* _WORK INSTRUCTIONS_
Give back the data below exactly, from its first line up to and including the line containing "anchor-icon[interactable]: ⚓ xyxy=(439,114,450,129)", and nothing past that line.

* _INFORMATION SUPPLIED_
════════════════════
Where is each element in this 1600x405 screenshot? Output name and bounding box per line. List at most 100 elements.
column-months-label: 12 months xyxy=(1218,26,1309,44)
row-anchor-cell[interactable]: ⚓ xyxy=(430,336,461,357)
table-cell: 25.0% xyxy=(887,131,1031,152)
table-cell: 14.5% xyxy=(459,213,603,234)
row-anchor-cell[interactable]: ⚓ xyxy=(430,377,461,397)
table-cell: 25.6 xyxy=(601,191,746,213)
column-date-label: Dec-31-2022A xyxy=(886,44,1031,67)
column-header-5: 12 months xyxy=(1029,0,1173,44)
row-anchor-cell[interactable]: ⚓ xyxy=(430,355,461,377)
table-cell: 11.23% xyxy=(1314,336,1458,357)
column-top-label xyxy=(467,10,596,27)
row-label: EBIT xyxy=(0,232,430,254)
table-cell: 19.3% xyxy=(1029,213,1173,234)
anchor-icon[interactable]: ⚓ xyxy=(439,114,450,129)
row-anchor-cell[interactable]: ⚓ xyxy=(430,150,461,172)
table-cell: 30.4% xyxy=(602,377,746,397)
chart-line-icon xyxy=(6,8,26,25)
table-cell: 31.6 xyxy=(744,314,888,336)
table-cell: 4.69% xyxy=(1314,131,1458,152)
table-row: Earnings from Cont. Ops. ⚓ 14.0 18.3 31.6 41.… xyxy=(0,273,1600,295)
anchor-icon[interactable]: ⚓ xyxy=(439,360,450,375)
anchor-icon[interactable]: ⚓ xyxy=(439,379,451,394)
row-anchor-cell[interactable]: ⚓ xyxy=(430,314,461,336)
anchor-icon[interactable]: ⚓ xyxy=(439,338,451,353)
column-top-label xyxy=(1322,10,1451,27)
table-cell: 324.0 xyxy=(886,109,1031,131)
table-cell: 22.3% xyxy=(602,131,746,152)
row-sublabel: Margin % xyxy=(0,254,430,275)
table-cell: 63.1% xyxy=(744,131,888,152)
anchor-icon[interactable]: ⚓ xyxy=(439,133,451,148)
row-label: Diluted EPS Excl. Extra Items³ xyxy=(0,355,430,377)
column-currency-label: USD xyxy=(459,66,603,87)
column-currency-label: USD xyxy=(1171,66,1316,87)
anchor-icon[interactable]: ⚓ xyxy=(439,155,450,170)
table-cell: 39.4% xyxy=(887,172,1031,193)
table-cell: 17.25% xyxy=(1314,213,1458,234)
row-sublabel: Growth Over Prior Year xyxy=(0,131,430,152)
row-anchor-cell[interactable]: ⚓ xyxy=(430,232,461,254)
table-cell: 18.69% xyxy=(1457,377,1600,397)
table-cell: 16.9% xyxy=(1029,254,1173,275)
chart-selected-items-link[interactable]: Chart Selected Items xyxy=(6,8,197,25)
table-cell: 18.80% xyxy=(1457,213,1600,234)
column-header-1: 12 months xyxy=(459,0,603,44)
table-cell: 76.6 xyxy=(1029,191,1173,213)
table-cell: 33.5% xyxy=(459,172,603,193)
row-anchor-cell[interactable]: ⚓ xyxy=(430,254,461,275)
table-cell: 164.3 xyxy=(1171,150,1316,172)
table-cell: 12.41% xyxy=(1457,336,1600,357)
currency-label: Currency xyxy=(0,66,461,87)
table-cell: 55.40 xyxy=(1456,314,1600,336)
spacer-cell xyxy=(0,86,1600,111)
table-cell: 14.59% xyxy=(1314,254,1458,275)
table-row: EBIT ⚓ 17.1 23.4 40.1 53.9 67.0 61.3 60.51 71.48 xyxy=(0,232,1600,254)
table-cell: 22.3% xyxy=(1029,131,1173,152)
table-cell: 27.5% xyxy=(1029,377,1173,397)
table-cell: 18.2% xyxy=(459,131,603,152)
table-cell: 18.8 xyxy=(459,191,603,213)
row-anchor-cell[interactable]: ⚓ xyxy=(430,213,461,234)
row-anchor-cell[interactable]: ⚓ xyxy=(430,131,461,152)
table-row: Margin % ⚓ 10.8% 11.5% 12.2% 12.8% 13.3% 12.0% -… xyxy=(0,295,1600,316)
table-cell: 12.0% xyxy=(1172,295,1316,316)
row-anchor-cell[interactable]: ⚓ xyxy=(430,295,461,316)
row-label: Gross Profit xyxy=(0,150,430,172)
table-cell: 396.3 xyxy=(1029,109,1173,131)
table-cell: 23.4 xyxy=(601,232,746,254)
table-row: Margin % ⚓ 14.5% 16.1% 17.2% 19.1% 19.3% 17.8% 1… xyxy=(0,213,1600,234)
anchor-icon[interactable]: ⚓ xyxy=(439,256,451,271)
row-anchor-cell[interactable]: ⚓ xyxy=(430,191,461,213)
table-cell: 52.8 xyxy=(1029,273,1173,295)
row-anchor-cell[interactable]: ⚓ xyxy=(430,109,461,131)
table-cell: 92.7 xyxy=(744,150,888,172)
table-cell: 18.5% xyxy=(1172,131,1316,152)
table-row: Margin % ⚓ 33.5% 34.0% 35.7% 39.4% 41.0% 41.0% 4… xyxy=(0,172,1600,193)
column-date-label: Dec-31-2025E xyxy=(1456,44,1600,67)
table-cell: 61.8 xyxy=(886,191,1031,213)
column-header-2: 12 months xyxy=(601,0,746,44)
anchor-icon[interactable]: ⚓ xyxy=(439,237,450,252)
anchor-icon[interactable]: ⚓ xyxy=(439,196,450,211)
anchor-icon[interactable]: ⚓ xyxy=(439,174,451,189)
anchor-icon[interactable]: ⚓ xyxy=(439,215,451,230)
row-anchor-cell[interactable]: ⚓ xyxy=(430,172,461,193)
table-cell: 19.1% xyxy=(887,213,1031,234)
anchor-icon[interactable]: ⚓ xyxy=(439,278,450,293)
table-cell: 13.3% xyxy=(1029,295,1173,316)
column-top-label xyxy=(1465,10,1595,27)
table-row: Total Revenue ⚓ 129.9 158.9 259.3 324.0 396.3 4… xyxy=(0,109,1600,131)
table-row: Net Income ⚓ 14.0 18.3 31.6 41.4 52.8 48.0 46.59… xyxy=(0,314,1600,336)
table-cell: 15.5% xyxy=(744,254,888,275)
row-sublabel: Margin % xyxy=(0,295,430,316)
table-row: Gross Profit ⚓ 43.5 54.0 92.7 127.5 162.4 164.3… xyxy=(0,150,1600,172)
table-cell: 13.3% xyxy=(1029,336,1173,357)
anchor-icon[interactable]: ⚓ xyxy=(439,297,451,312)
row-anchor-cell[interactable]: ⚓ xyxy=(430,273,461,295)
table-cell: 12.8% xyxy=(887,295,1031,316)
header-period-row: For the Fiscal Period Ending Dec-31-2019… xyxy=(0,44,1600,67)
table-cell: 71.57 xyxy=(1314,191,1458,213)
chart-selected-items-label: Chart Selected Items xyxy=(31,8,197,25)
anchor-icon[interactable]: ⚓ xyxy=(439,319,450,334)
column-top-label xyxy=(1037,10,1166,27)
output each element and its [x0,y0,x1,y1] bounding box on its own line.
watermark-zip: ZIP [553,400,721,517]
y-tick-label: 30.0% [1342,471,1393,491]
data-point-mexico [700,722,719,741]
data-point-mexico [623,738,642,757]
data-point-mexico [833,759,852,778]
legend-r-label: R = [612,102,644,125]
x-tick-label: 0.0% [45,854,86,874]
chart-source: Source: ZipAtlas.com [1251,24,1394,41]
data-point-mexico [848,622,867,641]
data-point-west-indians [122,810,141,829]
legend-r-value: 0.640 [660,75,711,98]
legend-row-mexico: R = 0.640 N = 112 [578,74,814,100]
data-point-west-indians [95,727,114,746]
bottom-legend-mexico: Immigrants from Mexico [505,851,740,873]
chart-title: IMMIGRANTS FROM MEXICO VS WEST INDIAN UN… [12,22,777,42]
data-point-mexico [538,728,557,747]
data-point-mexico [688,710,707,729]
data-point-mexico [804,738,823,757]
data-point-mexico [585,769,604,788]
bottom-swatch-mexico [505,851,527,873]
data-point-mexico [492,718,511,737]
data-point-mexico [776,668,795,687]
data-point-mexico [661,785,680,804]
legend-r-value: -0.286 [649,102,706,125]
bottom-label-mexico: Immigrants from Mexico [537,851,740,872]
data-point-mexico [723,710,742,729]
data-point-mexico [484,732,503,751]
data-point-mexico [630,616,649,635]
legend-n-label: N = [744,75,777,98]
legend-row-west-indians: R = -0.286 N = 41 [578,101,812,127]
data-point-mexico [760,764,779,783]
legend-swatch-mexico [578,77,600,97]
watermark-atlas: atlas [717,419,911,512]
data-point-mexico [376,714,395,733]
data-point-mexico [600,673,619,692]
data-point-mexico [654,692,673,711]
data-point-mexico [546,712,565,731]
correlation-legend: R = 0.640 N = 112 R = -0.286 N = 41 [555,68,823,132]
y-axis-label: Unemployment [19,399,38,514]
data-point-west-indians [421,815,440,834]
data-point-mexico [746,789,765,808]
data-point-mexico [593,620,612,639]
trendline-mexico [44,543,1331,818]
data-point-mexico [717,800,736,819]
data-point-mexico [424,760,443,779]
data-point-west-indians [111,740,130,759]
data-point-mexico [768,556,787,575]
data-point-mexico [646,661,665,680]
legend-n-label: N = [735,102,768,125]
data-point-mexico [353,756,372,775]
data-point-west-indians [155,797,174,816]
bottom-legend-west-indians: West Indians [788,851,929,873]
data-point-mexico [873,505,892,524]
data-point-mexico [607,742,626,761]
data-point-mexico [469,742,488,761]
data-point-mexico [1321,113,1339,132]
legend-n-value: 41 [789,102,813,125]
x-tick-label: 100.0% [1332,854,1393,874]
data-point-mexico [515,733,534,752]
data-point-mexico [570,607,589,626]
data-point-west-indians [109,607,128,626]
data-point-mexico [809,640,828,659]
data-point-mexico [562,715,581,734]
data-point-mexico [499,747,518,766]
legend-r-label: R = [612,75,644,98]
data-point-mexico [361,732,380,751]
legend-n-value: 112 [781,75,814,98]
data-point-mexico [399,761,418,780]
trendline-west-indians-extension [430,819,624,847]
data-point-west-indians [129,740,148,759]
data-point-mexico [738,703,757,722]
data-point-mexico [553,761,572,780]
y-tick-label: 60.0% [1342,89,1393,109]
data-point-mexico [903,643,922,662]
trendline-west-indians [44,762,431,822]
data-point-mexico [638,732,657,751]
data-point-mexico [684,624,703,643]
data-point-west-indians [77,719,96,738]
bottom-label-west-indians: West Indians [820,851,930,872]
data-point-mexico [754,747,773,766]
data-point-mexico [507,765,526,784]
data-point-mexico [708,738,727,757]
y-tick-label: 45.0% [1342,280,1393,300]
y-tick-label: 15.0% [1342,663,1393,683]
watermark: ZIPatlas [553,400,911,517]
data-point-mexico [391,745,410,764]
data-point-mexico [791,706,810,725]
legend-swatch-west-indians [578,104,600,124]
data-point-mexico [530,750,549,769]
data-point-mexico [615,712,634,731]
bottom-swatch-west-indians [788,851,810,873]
════════════════════
* _TASK ANSWER_
Where is each element in this 1600x405 screenshot? Output name and bounding box per line. List at most 100 elements.
column-months-label: 12 months xyxy=(1218,26,1309,44)
row-anchor-cell[interactable]: ⚓ xyxy=(430,336,461,357)
table-cell: 25.0% xyxy=(887,131,1031,152)
table-cell: 14.5% xyxy=(459,213,603,234)
row-anchor-cell[interactable]: ⚓ xyxy=(430,377,461,397)
table-cell: 25.6 xyxy=(601,191,746,213)
column-date-label: Dec-31-2022A xyxy=(886,44,1031,67)
column-header-5: 12 months xyxy=(1029,0,1173,44)
row-anchor-cell[interactable]: ⚓ xyxy=(430,355,461,377)
table-cell: 11.23% xyxy=(1314,336,1458,357)
column-top-label xyxy=(467,10,596,27)
row-label: EBIT xyxy=(0,232,430,254)
table-cell: 19.3% xyxy=(1029,213,1173,234)
anchor-icon[interactable]: ⚓ xyxy=(439,114,450,129)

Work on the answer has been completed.